On connaissait depuis des décennies le roman de gare. L'opéra de gare est arrivé, il est baroque bien sûr, et il nous vient des Pays-Bas. Et il nous parle de voyages au long cours, qui ont toute leur place dans cette nation qui a connu son âge d'or au XVIIème siècle avec l'expansion du commerce maritime. Cette ouverture sur le monde a aussi apporté la tolérance et le respect des autres : après Venise forcée de faire des concessions compte tenu de son déclin économique, la jeune république batave reprend le flambeau de la tolérance en Europe. Après avoir obtenu son indépendance à l'issue d'un long conflit avec l'Espagne catholique, elle se trouve toutefois en butte aux menées guerrières des royaumes de France et d'Angleterre. Elle résistera héroïquement aux troupes de Louis XIV, et finira par s'allier à l'Angleterre protestante, conservant jalousement son indépendance politique et économique. Encore de nos jours, la visite des musées néerlandais (notamment le très instructif musée de la ville d'Amsterdam) témoigne de la distance et du regard critique que peut porter ce peuple sur les aspects sombres de cette période, en particulier le rôle de l'esclavage dans le développement du commerce maritime et la prospérité de la ville au XVIIème siècle.

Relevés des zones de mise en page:

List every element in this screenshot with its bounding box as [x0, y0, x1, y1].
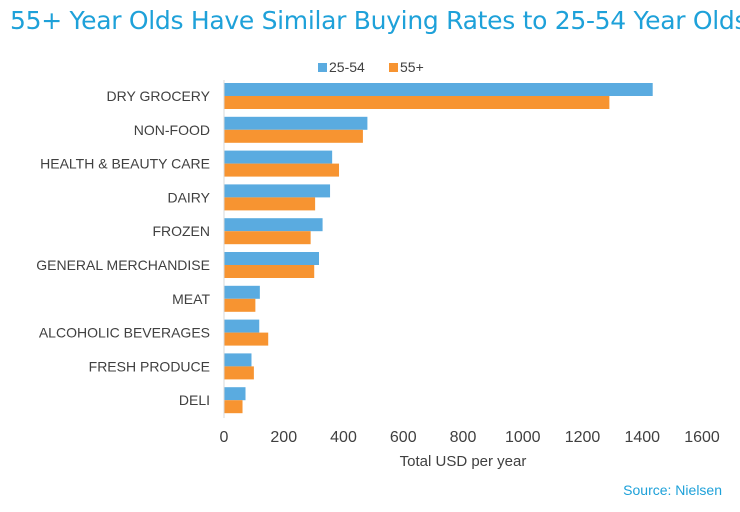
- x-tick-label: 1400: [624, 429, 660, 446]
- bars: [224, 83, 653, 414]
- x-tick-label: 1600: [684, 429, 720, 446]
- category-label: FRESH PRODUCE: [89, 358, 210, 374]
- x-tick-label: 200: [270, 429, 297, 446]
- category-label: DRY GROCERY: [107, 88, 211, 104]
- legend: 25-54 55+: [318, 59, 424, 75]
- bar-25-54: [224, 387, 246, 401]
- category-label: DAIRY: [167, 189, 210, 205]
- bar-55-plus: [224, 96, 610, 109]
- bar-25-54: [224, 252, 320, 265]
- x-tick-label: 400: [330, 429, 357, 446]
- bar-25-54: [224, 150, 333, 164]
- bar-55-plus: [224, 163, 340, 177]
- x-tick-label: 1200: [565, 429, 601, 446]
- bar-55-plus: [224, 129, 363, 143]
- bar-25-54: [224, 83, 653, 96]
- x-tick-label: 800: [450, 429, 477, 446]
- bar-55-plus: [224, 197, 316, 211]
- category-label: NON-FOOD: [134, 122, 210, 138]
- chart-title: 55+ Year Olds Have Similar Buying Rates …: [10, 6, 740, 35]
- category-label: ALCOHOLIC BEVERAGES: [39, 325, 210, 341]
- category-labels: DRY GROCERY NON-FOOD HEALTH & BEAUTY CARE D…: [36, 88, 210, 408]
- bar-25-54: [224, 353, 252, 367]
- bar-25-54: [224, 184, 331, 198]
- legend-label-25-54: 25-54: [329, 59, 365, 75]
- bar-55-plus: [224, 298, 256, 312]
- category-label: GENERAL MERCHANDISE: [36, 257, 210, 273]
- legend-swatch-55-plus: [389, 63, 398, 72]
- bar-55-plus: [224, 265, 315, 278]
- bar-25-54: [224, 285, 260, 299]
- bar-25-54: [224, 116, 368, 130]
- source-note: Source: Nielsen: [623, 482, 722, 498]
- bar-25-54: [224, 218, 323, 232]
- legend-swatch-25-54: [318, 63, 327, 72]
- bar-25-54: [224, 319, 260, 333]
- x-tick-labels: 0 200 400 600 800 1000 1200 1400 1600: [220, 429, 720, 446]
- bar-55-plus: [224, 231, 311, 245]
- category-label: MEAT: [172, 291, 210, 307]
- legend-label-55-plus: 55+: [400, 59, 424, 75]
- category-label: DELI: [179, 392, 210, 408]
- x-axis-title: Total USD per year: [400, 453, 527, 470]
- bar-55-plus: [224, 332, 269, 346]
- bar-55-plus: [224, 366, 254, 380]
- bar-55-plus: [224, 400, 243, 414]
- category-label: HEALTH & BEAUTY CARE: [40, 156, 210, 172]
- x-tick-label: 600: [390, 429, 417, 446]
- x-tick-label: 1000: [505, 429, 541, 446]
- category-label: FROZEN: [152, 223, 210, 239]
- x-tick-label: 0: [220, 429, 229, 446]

◆ Consigne
Reproduisez intégralement le texte sur l'opéra de gare et les Pays-Bas, sans y apporter la moindre modification. Appuyez-vous uniquement sur le texte.

◆ Solution rédigée
On connaissait depuis des décennies le roman de gare. L'opéra de gare est arrivé, il est baroque bien sûr, et il nous vient des Pays-Bas. Et il nous parle de voyages au long cours, qui ont toute leur place dans cette nation qui a connu son âge d'or au XVIIème siècle avec l'expansion du commerce maritime. Cette ouverture sur le monde a aussi apporté la tolérance et le respect des autres : après Venise forcée de faire des concessions compte tenu de son déclin économique, la jeune république batave reprend le flambeau de la tolérance en Europe. Après avoir obtenu son indépendance à l'issue d'un long conflit avec l'Espagne catholique, elle se trouve toutefois en butte aux menées guerrières des royaumes de France et d'Angleterre. Elle résistera héroïquement aux troupes de Louis XIV, et finira par s'allier à l'Angleterre protestante, conservant jalousement son indépendance politique et économique. Encore de nos jours, la visite des musées néerlandais (notamment le très instructif musée de la ville d'Amsterdam) témoigne de la distance et du regard critique que peut porter ce peuple sur les aspects sombres de cette période, en particulier le rôle de l'esclavage dans le développement du commerce maritime et la prospérité de la ville au XVIIème siècle.